** start PROVIDED DATA **

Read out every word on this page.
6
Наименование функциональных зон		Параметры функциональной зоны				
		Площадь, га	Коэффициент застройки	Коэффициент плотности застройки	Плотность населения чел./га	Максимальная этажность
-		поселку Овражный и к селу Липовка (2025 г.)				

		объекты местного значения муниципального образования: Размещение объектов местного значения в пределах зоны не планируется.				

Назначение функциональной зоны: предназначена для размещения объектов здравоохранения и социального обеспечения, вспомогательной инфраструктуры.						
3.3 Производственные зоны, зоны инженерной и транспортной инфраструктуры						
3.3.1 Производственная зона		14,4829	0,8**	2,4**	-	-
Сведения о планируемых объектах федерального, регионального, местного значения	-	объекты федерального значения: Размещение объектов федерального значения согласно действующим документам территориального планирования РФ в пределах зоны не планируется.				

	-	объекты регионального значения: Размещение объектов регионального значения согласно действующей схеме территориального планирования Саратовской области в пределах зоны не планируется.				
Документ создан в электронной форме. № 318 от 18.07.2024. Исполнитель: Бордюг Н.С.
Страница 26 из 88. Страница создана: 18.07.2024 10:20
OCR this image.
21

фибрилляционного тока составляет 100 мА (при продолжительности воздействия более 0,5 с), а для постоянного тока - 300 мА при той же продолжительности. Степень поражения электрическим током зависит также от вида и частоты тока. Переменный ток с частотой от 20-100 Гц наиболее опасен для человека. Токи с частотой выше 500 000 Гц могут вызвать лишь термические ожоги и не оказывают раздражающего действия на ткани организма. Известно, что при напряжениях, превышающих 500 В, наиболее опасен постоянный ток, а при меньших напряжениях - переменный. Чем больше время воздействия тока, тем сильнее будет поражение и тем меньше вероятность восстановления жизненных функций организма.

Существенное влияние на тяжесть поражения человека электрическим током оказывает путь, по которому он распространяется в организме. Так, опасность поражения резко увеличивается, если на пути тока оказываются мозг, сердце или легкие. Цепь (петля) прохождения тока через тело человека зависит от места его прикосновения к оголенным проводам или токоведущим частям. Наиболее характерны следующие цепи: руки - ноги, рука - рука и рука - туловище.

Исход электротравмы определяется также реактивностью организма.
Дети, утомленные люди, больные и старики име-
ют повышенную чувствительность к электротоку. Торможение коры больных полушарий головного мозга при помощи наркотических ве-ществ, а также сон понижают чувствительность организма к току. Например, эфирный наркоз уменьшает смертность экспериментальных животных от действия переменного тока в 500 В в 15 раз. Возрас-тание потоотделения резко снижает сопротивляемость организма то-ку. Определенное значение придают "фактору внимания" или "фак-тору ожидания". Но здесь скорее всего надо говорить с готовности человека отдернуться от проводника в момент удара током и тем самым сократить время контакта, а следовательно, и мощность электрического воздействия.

** end PROVIDED DATA **

DIRECTIONS FOR THIS TASK: Please return the data above exactly as given.

RESPONSE:
Read out every word on this page.
6
Наименование функциональных зон		Параметры функциональной зоны				
		Площадь, га	Коэффициент застройки	Коэффициент плотности застройки	Плотность населения чел./га	Максимальная этажность
-		поселку Овражный и к селу Липовка (2025 г.)				

		объекты местного значения муниципального образования: Размещение объектов местного значения в пределах зоны не планируется.				

Назначение функциональной зоны: предназначена для размещения объектов здравоохранения и социального обеспечения, вспомогательной инфраструктуры.						
3.3 Производственные зоны, зоны инженерной и транспортной инфраструктуры						
3.3.1 Производственная зона		14,4829	0,8**	2,4**	-	-
Сведения о планируемых объектах федерального, регионального, местного значения	-	объекты федерального значения: Размещение объектов федерального значения согласно действующим документам территориального планирования РФ в пределах зоны не планируется.				

	-	объекты регионального значения: Размещение объектов регионального значения согласно действующей схеме территориального планирования Саратовской области в пределах зоны не планируется.				
Документ создан в электронной форме. № 318 от 18.07.2024. Исполнитель: Бордюг Н.С.
Страница 26 из 88. Страница создана: 18.07.2024 10:20
OCR this image.
21

фибрилляционного тока составляет 100 мА (при продолжительности воздействия более 0,5 с), а для постоянного тока - 300 мА при той же продолжительности. Степень поражения электрическим током зависит также от вида и частоты тока. Переменный ток с частотой от 20-100 Гц наиболее опасен для человека. Токи с частотой выше 500 000 Гц могут вызвать лишь термические ожоги и не оказывают раздражающего действия на ткани организма. Известно, что при напряжениях, превышающих 500 В, наиболее опасен постоянный ток, а при меньших напряжениях - переменный. Чем больше время воздействия тока, тем сильнее будет поражение и тем меньше вероятность восстановления жизненных функций организма.

Существенное влияние на тяжесть поражения человека электрическим током оказывает путь, по которому он распространяется в организме. Так, опасность поражения резко увеличивается, если на пути тока оказываются мозг, сердце или легкие. Цепь (петля) прохождения тока через тело человека зависит от места его прикосновения к оголенным проводам или токоведущим частям. Наиболее характерны следующие цепи: руки - ноги, рука - рука и рука - туловище.

Исход электротравмы определяется также реактивностью организма.
Дети, утомленные люди, больные и старики име-
ют повышенную чувствительность к электротоку. Торможение коры больных полушарий головного мозга при помощи наркотических ве-ществ, а также сон понижают чувствительность организма к току. Например, эфирный наркоз уменьшает смертность экспериментальных животных от действия переменного тока в 500 В в 15 раз. Возрас-тание потоотделения резко снижает сопротивляемость организма то-ку. Определенное значение придают "фактору внимания" или "фак-тору ожидания". Но здесь скорее всего надо говорить с готовности человека отдернуться от проводника в момент удара током и тем самым сократить время контакта, а следовательно, и мощность электрического воздействия.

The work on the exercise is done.